Which lines of the records contain "PLAYER"? Collect every one of them.

******************************

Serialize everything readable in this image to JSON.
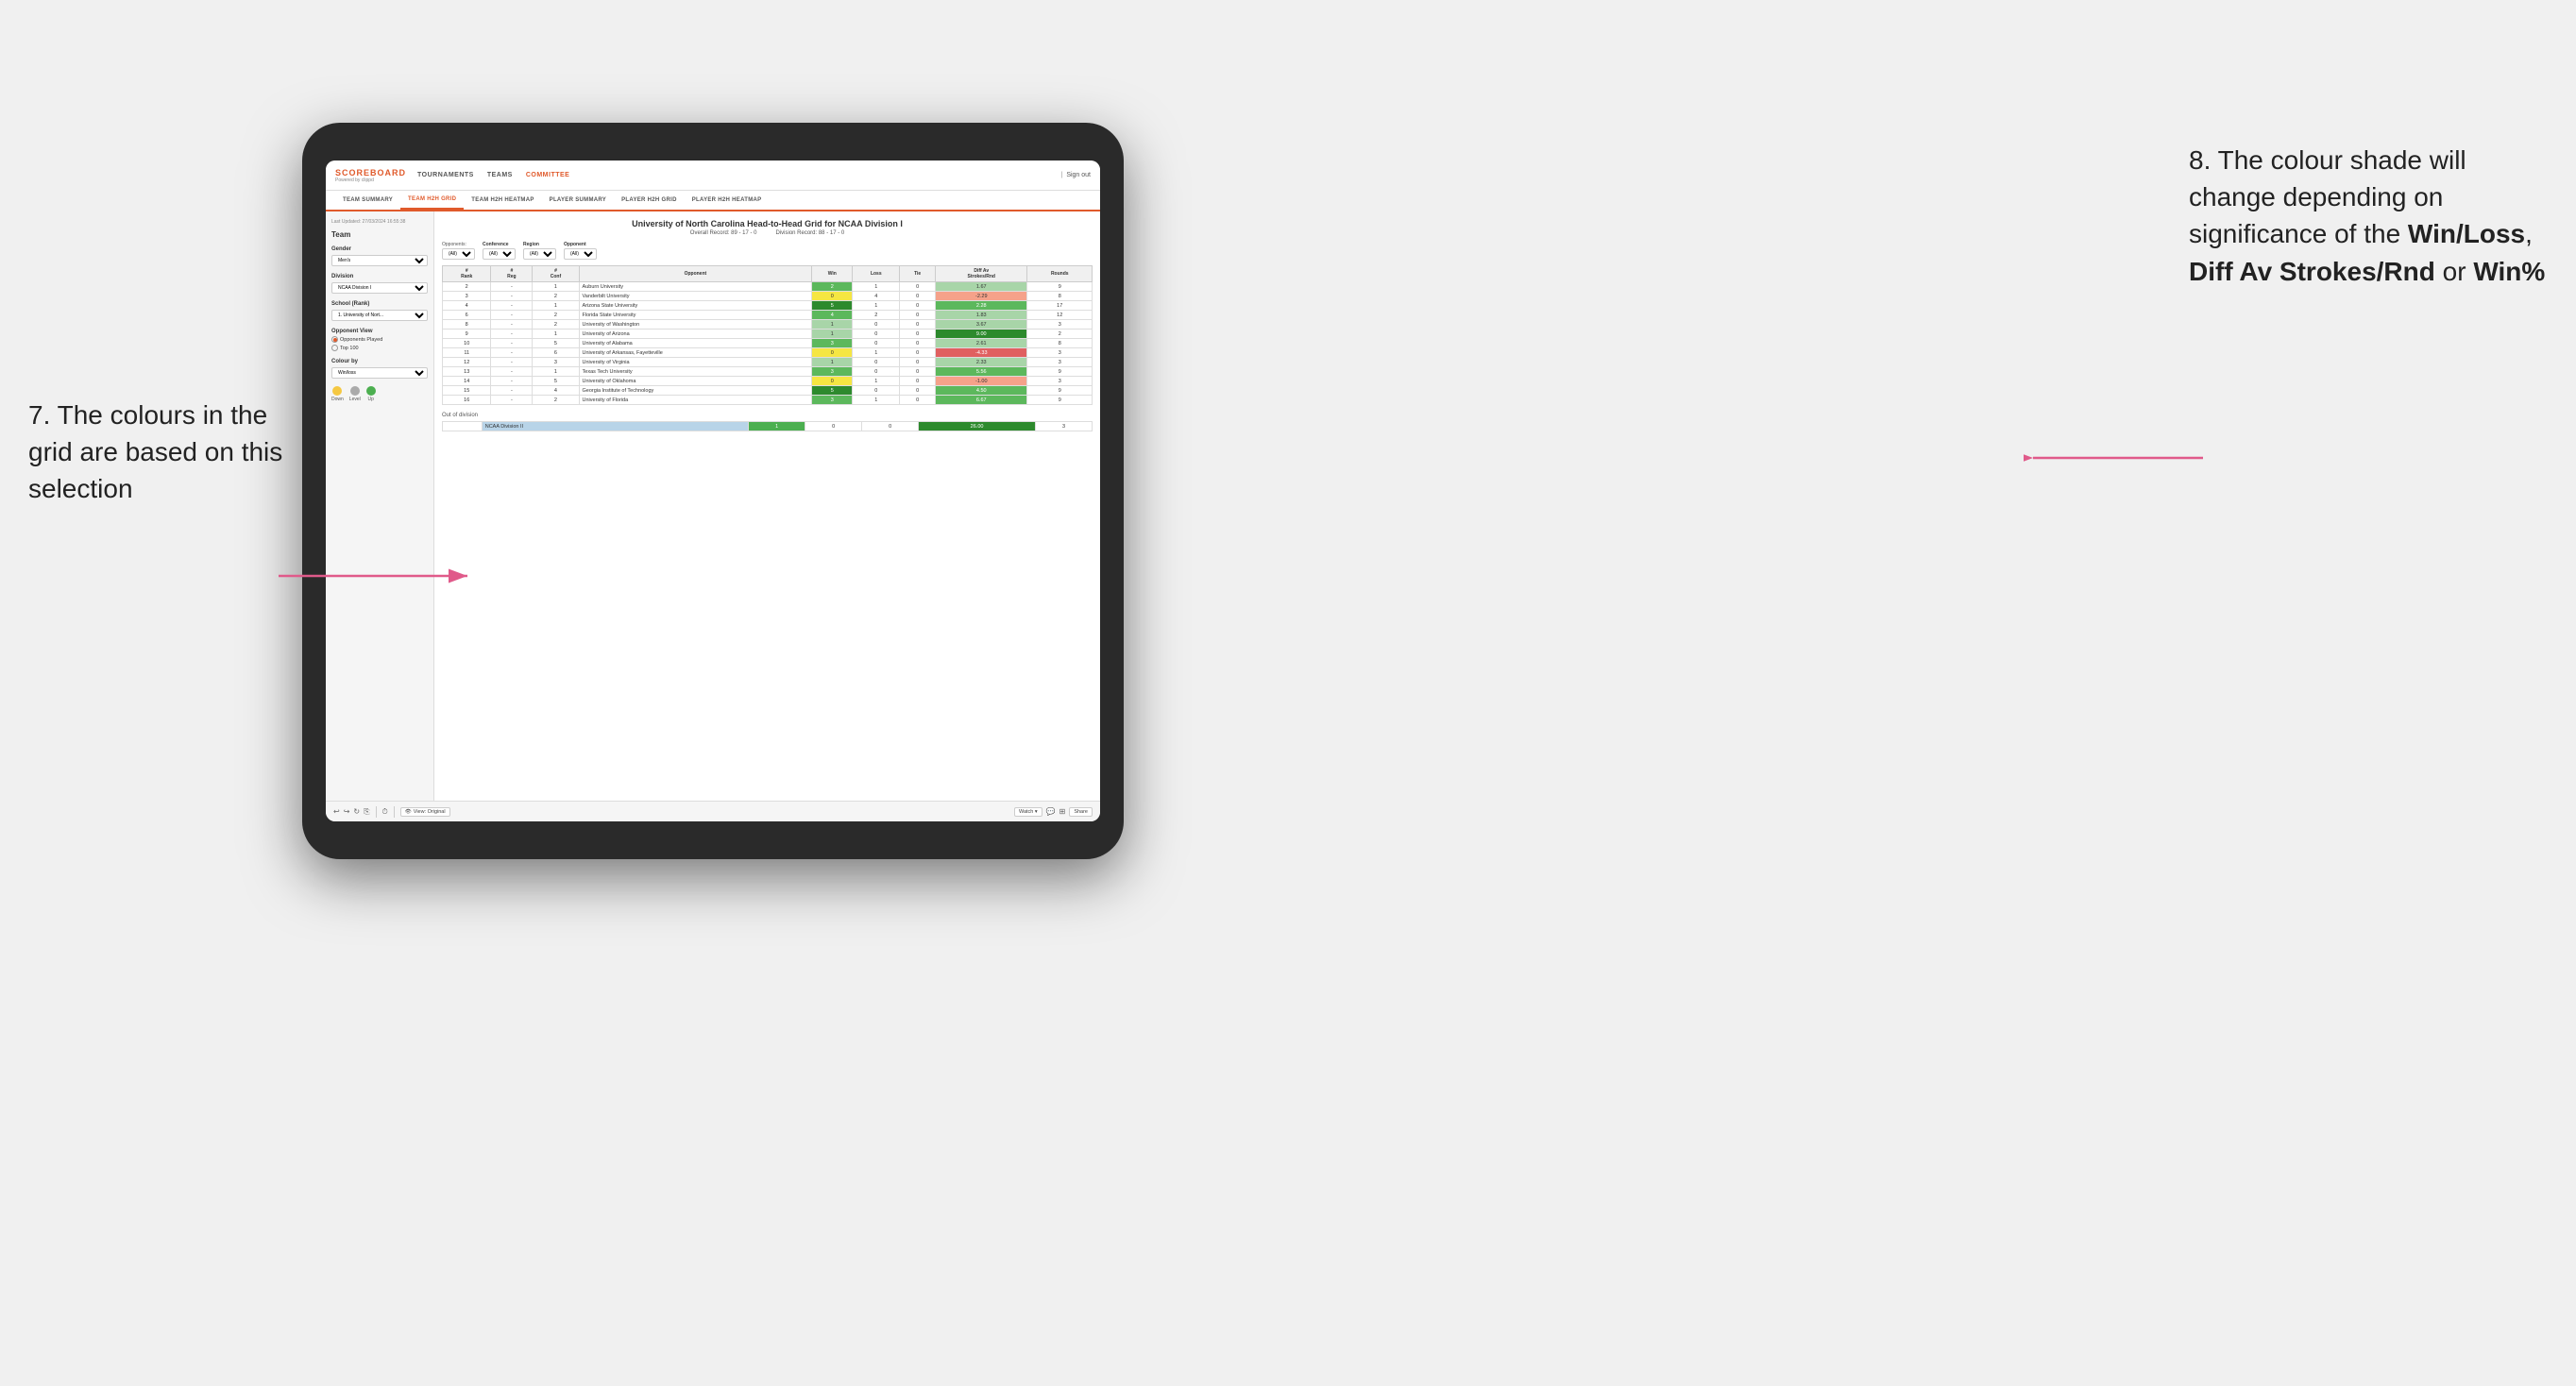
{
  "annotations": {
    "left": {
      "text": "7. The colours in the grid are based on this selection"
    },
    "right": {
      "line1": "8. The colour shade will change depending on significance of the ",
      "bold1": "Win/Loss",
      "line2": ", ",
      "bold2": "Diff Av Strokes/Rnd",
      "line3": " or ",
      "bold3": "Win%"
    }
  },
  "nav": {
    "logo": "SCOREBOARD",
    "logo_sub": "Powered by clippd",
    "links": [
      "TOURNAMENTS",
      "TEAMS",
      "COMMITTEE"
    ],
    "sign_out": "Sign out"
  },
  "sub_tabs": [
    "TEAM SUMMARY",
    "TEAM H2H GRID",
    "TEAM H2H HEATMAP",
    "PLAYER SUMMARY",
    "PLAYER H2H GRID",
    "PLAYER H2H HEATMAP"
  ],
  "active_sub_tab": "TEAM H2H GRID",
  "sidebar": {
    "timestamp": "Last Updated: 27/03/2024 16:55:38",
    "team_label": "Team",
    "gender_label": "Gender",
    "gender_value": "Men's",
    "division_label": "Division",
    "division_value": "NCAA Division I",
    "school_label": "School (Rank)",
    "school_value": "1. University of Nort...",
    "opponent_view_label": "Opponent View",
    "radio_options": [
      "Opponents Played",
      "Top 100"
    ],
    "selected_radio": "Opponents Played",
    "colour_by_label": "Colour by",
    "colour_by_value": "Win/loss",
    "legend": {
      "down": "Down",
      "level": "Level",
      "up": "Up"
    }
  },
  "grid": {
    "title": "University of North Carolina Head-to-Head Grid for NCAA Division I",
    "overall_record": "Overall Record: 89 - 17 - 0",
    "division_record": "Division Record: 88 - 17 - 0",
    "filters": {
      "opponents_label": "Opponents:",
      "opponents_value": "(All)",
      "conference_label": "Conference",
      "conference_value": "(All)",
      "region_label": "Region",
      "region_value": "(All)",
      "opponent_label": "Opponent",
      "opponent_value": "(All)"
    },
    "columns": [
      "#Rank",
      "#Reg",
      "#Conf",
      "Opponent",
      "Win",
      "Loss",
      "Tie",
      "Diff Av Strokes/Rnd",
      "Rounds"
    ],
    "rows": [
      {
        "rank": "2",
        "reg": "-",
        "conf": "1",
        "opponent": "Auburn University",
        "win": "2",
        "loss": "1",
        "tie": "0",
        "diff": "1.67",
        "rounds": "9",
        "win_color": "green-mid",
        "diff_color": "green-light"
      },
      {
        "rank": "3",
        "reg": "-",
        "conf": "2",
        "opponent": "Vanderbilt University",
        "win": "0",
        "loss": "4",
        "tie": "0",
        "diff": "-2.29",
        "rounds": "8",
        "win_color": "yellow",
        "diff_color": "red-light"
      },
      {
        "rank": "4",
        "reg": "-",
        "conf": "1",
        "opponent": "Arizona State University",
        "win": "5",
        "loss": "1",
        "tie": "0",
        "diff": "2.28",
        "rounds": "17",
        "win_color": "green-dark",
        "diff_color": "green-mid"
      },
      {
        "rank": "6",
        "reg": "-",
        "conf": "2",
        "opponent": "Florida State University",
        "win": "4",
        "loss": "2",
        "tie": "0",
        "diff": "1.83",
        "rounds": "12",
        "win_color": "green-mid",
        "diff_color": "green-light"
      },
      {
        "rank": "8",
        "reg": "-",
        "conf": "2",
        "opponent": "University of Washington",
        "win": "1",
        "loss": "0",
        "tie": "0",
        "diff": "3.67",
        "rounds": "3",
        "win_color": "green-light",
        "diff_color": "green-light"
      },
      {
        "rank": "9",
        "reg": "-",
        "conf": "1",
        "opponent": "University of Arizona",
        "win": "1",
        "loss": "0",
        "tie": "0",
        "diff": "9.00",
        "rounds": "2",
        "win_color": "green-light",
        "diff_color": "green-dark"
      },
      {
        "rank": "10",
        "reg": "-",
        "conf": "5",
        "opponent": "University of Alabama",
        "win": "3",
        "loss": "0",
        "tie": "0",
        "diff": "2.61",
        "rounds": "8",
        "win_color": "green-mid",
        "diff_color": "green-light"
      },
      {
        "rank": "11",
        "reg": "-",
        "conf": "6",
        "opponent": "University of Arkansas, Fayetteville",
        "win": "0",
        "loss": "1",
        "tie": "0",
        "diff": "-4.33",
        "rounds": "3",
        "win_color": "yellow",
        "diff_color": "red-mid"
      },
      {
        "rank": "12",
        "reg": "-",
        "conf": "3",
        "opponent": "University of Virginia",
        "win": "1",
        "loss": "0",
        "tie": "0",
        "diff": "2.33",
        "rounds": "3",
        "win_color": "green-light",
        "diff_color": "green-light"
      },
      {
        "rank": "13",
        "reg": "-",
        "conf": "1",
        "opponent": "Texas Tech University",
        "win": "3",
        "loss": "0",
        "tie": "0",
        "diff": "5.56",
        "rounds": "9",
        "win_color": "green-mid",
        "diff_color": "green-mid"
      },
      {
        "rank": "14",
        "reg": "-",
        "conf": "5",
        "opponent": "University of Oklahoma",
        "win": "0",
        "loss": "1",
        "tie": "0",
        "diff": "-1.00",
        "rounds": "3",
        "win_color": "yellow",
        "diff_color": "red-light"
      },
      {
        "rank": "15",
        "reg": "-",
        "conf": "4",
        "opponent": "Georgia Institute of Technology",
        "win": "5",
        "loss": "0",
        "tie": "0",
        "diff": "4.50",
        "rounds": "9",
        "win_color": "green-dark",
        "diff_color": "green-mid"
      },
      {
        "rank": "16",
        "reg": "-",
        "conf": "2",
        "opponent": "University of Florida",
        "win": "3",
        "loss": "1",
        "tie": "0",
        "diff": "6.67",
        "rounds": "9",
        "win_color": "green-mid",
        "diff_color": "green-mid"
      }
    ],
    "out_of_division_label": "Out of division",
    "out_of_division_row": {
      "division": "NCAA Division II",
      "win": "1",
      "loss": "0",
      "tie": "0",
      "diff": "26.00",
      "rounds": "3",
      "diff_color": "green-dark"
    }
  },
  "toolbar": {
    "view_label": "View: Original",
    "watch_label": "Watch ▾",
    "share_label": "Share"
  }
}
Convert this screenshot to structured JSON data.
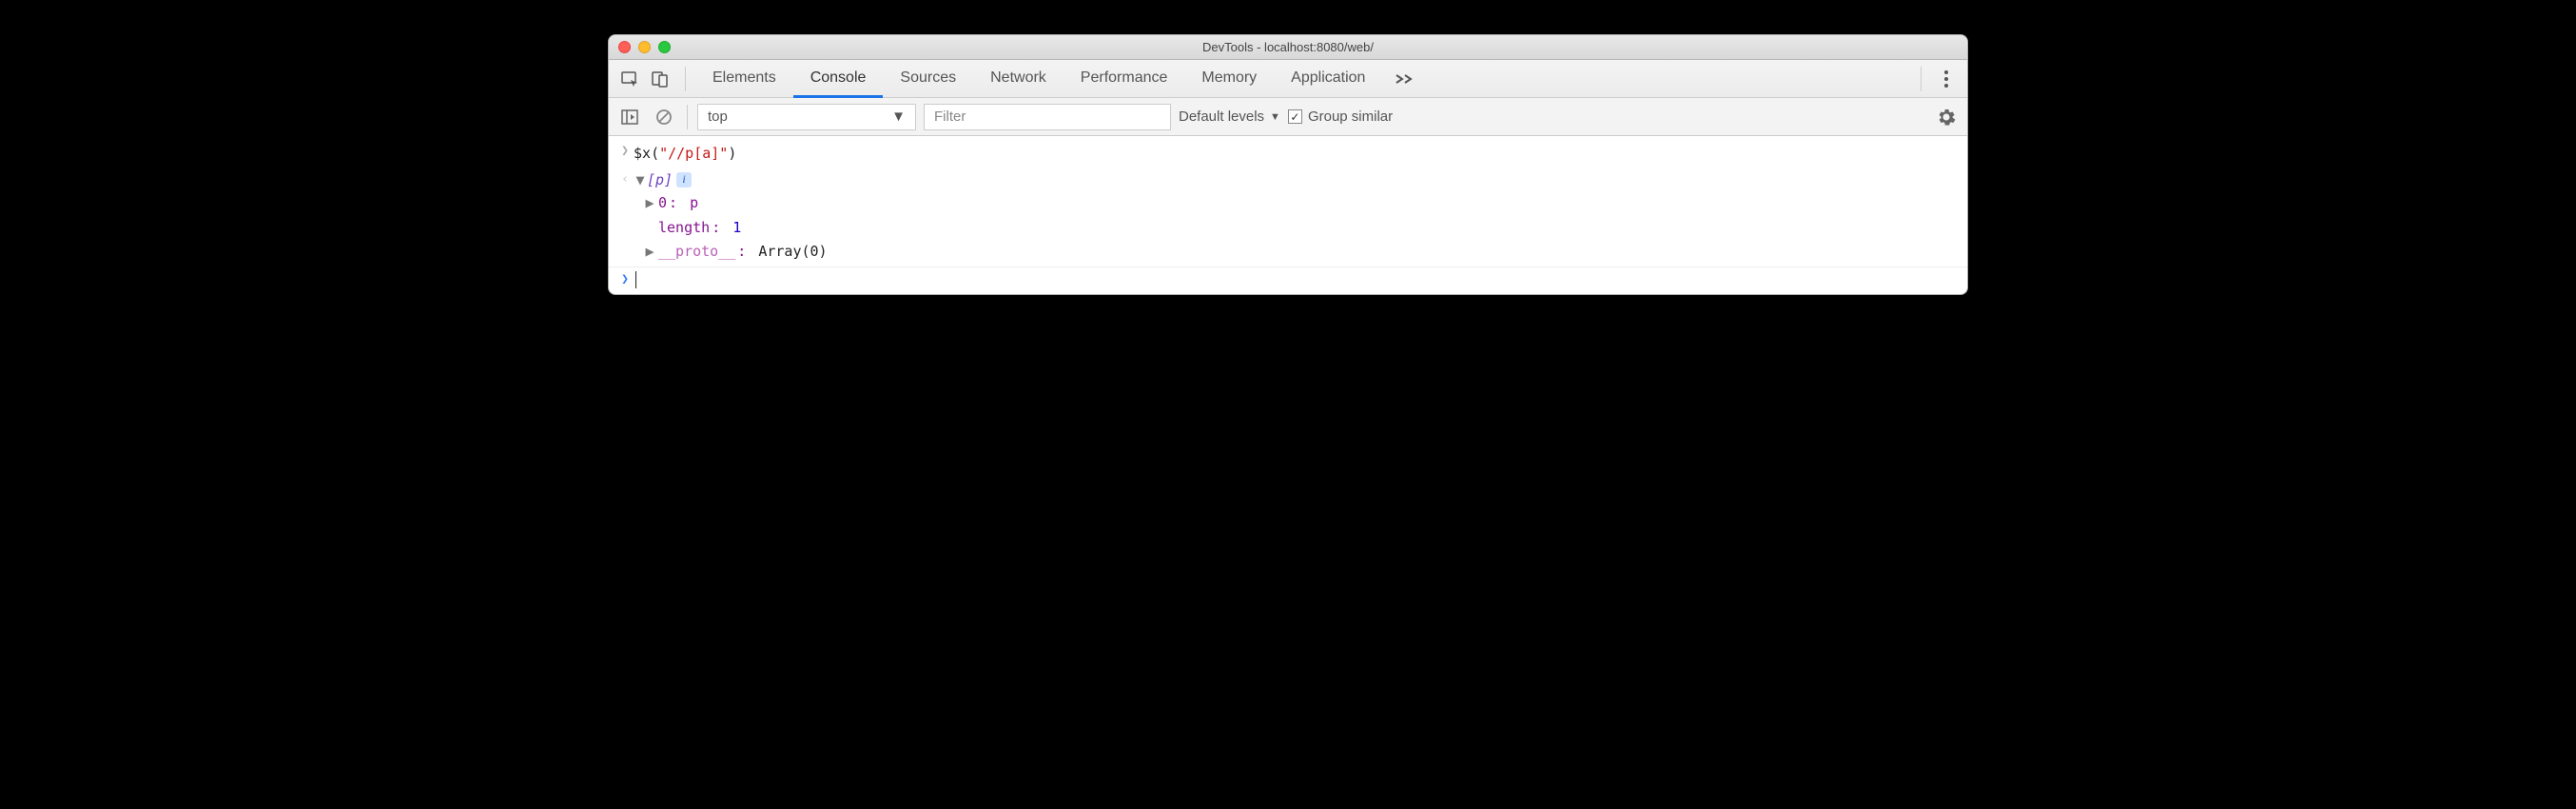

******************************

_Result below_
    "PLAYER SUMMARY",
    "PLAYER H2H GRID",
    "PLAYER H2H HEATMAP"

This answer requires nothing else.